*** DOCUMENT SECTION ***
center_col.append(row[center])
ones = sum(row)
density_sum += ones / width
probe("ones", step, ones)
probe("clusters", step, cluster_count(row))
probe("center_fraction", step, center_ones / (step + 1))
progress(int(100 * step / steps))
if step < steps:
row = next_row(row)
frame(0, rows)
Smallest period (<= 25) the centre column repeats with over its tail; 0 means no short period was found — the signature of chaos.
tail = center_col[-min(len(center_col), 50):]
center_period = 0
for p in range(1, min(25, len(tail) // 2) + 1):
if all(tail[i] == tail[i - p] for i in range(p, len(tail))):
center_period = p
break
final = rows[-1]
return {
"final_ones": sum(final),
"density": sum(final) / width,
"mean_density": density_sum / (steps + 1),
"center_fraction": center_ones / (steps + 1),
"center_period": center_period,
}
def requirements():
return {
"external": []
}
# order.yaml — Wolfram Class II. Rule 90 draws the self-similar Sierpinski
# triangle: sparse, perfectly predictable.
width: 129
steps: 64
rule_number: 90
| Metric | Value |
|---|---|
| final_ones | 2.00 |
| density | 0.02 |
| mean_density | 0.09 |
| center_fraction | 0.02 |
| center_period | 1.00 |
# complex.yaml — the default. Wolfram Class IV, the edge of chaos. Rule 110
# grows localized particles that drift and collide; it is the only
# elementary rule proven Turing-complete.
width: 129
steps: 64
rule_number: 110
| Metric | Value |
|---|---|
| final_ones | 43.00 |
| density | 0.33 |
| mean_density | 0.15 |
| center_fraction | 1.00 |
| center_period | 1.00 |
# chaos.yaml — Wolfram Class III. Rule 30: fully deterministic, yet its
# output is aperiodic noise (Mathematica's old random-number source).
*** RAW DATA ***
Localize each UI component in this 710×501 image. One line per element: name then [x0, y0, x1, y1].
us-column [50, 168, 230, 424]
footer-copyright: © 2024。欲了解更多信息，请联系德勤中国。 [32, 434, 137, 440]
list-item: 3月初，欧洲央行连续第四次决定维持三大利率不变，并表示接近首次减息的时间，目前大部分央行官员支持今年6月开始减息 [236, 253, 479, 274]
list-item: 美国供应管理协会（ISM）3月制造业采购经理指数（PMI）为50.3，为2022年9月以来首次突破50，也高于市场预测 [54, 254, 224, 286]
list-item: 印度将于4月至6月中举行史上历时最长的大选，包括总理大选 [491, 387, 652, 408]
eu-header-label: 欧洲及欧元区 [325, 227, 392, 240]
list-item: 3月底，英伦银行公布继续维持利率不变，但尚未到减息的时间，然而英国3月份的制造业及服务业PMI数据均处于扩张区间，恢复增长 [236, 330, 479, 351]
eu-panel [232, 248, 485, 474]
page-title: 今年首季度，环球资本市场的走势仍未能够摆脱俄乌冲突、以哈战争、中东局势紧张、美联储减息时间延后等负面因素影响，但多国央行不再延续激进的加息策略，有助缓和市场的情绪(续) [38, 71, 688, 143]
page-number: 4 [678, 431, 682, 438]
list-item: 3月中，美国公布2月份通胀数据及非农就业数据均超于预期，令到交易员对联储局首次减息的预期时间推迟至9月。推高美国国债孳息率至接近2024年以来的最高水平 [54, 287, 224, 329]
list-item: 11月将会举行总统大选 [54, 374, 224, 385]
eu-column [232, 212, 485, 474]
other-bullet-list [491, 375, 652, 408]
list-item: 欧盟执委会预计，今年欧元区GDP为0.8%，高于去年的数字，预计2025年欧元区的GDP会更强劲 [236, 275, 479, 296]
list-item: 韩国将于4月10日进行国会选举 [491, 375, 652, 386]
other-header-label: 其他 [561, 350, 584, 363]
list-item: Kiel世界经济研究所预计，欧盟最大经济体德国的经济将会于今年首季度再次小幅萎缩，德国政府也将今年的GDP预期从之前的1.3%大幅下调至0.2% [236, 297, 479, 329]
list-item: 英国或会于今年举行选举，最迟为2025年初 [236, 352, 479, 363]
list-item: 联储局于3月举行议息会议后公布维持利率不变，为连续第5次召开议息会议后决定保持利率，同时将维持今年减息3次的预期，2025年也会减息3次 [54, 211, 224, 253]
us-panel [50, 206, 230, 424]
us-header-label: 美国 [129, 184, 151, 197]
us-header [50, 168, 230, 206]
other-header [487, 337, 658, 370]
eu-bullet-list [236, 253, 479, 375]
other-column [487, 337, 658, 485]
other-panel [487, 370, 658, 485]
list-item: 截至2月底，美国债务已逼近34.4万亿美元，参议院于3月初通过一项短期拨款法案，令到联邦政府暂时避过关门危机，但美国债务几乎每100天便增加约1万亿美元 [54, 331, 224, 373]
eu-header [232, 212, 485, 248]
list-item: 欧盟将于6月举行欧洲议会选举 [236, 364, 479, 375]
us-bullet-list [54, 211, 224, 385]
***
- **WORK ORDER 1**:
Answer these about the cellular automaton listing:
(a) Which rule number does order.yaml set?
(b) What final_ones value is shown for the complex.yaml run?
(c) According to the comment in the listing, what does a center_period of 0 mean?
- **WORK ORDER 2**:
Reproduce the cellular automaton listing from the part that opens with the words "ones = sum(row)" and closes with "step / steps))", switching "probe" to "record" throughout.
- **WORK ORDER 3**:
List every key in the dictionary that the cellular automaton listing returns after computing the final row.

- **OUTPUT 1**:
(a) 90
(b) 43.00
(c) No short period was found, which is the signature of chaos.

- **OUTPUT 2**:
ones = sum(row)
density_sum += ones / width
record("ones", step, ones)
record("clusters", step, cluster_count(row))
record("center_fraction", step, center_ones / (step + 1))
progress(int(100 * step / steps))

- **OUTPUT 3**:
final_ones, density, mean_density, center_fraction, center_period